**Directions:** Determine which lines of the records include the word "title", and copy them.
╔══
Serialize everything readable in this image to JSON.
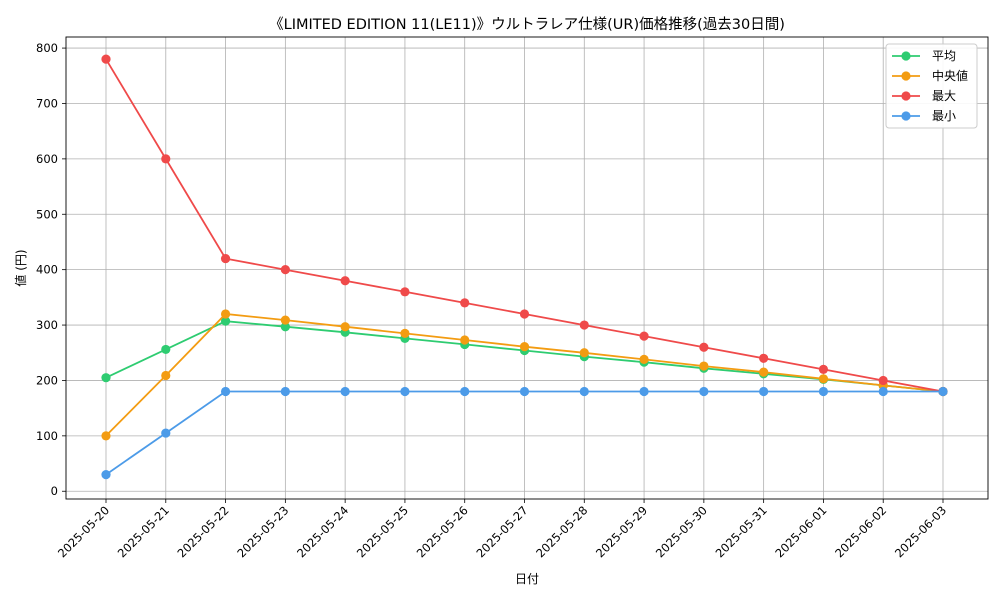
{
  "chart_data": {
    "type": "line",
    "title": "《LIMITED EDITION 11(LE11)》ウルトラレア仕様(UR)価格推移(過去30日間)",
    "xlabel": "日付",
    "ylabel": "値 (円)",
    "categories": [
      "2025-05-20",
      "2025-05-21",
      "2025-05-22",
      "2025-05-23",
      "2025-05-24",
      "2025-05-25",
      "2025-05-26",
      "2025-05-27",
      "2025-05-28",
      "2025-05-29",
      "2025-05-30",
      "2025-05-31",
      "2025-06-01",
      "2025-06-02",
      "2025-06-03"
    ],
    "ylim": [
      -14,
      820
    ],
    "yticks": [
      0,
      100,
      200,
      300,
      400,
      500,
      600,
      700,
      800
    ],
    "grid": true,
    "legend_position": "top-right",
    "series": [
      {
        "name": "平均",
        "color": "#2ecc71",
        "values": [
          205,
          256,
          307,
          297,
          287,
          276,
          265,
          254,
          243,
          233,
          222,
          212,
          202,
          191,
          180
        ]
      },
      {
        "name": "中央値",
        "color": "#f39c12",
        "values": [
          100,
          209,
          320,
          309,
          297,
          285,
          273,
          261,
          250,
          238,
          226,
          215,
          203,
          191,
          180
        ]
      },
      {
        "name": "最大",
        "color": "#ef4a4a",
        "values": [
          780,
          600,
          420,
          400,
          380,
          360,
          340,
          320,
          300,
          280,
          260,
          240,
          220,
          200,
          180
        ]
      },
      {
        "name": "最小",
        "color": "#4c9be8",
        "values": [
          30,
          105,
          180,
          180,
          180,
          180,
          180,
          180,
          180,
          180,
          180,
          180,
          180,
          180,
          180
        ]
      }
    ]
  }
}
╚══
╔══
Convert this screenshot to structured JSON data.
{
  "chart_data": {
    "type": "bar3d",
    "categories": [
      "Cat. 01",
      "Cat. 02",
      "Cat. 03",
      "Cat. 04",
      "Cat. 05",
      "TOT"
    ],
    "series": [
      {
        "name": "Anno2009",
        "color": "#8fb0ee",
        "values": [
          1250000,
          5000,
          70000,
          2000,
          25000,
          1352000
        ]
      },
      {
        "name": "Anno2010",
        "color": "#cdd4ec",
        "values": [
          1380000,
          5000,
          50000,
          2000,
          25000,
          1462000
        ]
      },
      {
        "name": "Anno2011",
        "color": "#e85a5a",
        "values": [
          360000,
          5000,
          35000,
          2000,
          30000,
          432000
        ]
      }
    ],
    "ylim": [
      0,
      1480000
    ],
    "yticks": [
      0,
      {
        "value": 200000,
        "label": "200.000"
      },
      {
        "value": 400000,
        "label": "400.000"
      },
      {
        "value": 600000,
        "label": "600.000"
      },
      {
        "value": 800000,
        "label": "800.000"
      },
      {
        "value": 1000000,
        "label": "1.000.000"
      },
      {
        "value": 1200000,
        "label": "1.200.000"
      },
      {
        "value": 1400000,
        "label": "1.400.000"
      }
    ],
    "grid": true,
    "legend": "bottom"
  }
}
╚══
╔══
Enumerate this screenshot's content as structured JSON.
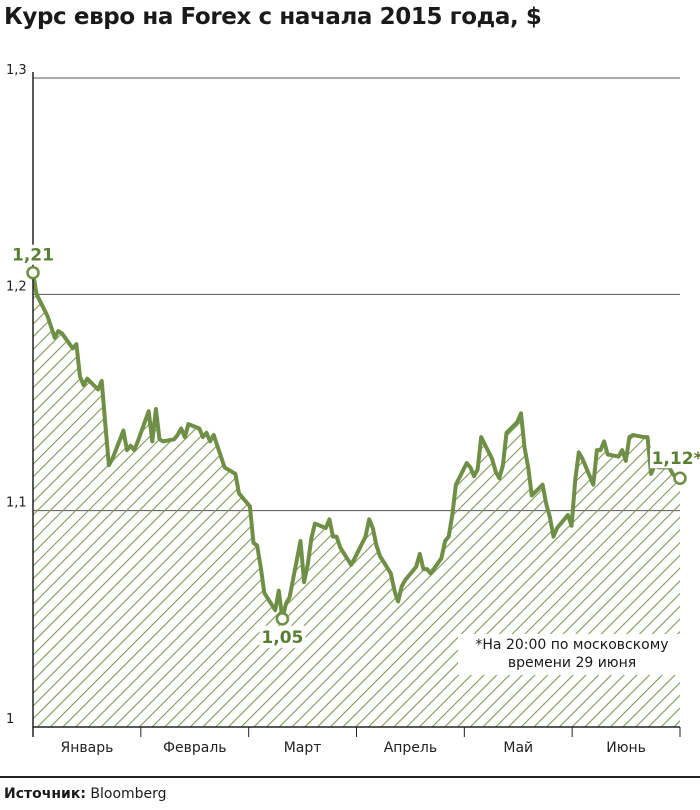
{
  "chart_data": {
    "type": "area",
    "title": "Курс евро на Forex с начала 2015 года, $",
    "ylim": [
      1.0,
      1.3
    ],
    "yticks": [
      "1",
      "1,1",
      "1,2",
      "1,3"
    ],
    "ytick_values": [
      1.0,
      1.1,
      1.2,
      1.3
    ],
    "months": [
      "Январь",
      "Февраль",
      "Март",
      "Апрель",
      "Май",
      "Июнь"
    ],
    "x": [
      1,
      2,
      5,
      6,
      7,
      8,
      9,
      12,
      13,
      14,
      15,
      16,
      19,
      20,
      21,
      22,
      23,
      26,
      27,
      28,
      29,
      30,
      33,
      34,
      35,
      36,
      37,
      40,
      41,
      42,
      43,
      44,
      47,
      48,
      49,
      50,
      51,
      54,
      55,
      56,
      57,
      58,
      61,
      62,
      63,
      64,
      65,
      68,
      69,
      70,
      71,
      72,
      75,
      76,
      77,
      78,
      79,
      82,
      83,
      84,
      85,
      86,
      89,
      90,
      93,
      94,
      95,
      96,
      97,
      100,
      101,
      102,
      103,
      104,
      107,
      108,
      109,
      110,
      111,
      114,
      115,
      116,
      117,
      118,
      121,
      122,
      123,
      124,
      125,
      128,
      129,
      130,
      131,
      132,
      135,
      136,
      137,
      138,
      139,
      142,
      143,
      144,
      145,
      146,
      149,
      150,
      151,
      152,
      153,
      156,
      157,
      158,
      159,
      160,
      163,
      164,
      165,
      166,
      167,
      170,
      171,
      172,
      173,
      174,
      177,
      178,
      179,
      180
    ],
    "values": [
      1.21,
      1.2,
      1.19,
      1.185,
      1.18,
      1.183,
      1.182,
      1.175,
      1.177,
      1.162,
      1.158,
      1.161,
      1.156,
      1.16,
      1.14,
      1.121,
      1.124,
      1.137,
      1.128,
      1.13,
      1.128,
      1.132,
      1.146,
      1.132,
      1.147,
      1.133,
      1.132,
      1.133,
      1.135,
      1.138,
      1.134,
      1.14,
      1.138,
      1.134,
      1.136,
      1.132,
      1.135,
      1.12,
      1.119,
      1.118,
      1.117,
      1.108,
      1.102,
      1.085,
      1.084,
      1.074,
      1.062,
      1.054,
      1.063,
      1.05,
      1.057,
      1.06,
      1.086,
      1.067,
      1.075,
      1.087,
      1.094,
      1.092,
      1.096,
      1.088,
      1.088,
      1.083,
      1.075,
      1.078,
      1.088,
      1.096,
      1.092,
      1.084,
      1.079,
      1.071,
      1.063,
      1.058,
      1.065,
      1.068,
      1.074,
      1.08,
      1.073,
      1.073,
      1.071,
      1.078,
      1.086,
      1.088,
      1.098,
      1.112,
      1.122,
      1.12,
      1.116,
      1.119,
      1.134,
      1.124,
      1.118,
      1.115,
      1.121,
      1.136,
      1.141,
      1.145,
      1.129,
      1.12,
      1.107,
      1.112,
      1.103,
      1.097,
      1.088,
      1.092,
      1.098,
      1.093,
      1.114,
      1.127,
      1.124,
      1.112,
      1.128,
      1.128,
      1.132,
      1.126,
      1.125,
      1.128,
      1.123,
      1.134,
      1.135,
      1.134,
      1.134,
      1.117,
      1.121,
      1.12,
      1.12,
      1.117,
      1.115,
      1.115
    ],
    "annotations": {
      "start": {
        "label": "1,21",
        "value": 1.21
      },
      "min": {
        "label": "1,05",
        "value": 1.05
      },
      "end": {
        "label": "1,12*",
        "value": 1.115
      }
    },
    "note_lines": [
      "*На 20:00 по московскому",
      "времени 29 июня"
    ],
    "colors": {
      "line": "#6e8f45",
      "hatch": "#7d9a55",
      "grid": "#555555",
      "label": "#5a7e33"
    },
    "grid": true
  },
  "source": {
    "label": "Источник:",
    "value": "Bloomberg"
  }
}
╚══
**Result for this exercise:**
    "title": "《LIMITED EDITION 11(LE11)》ウルトラレア仕様(UR)価格推移(過去30日間)",
    "title": "Курс евро на Forex с начала 2015 года, $",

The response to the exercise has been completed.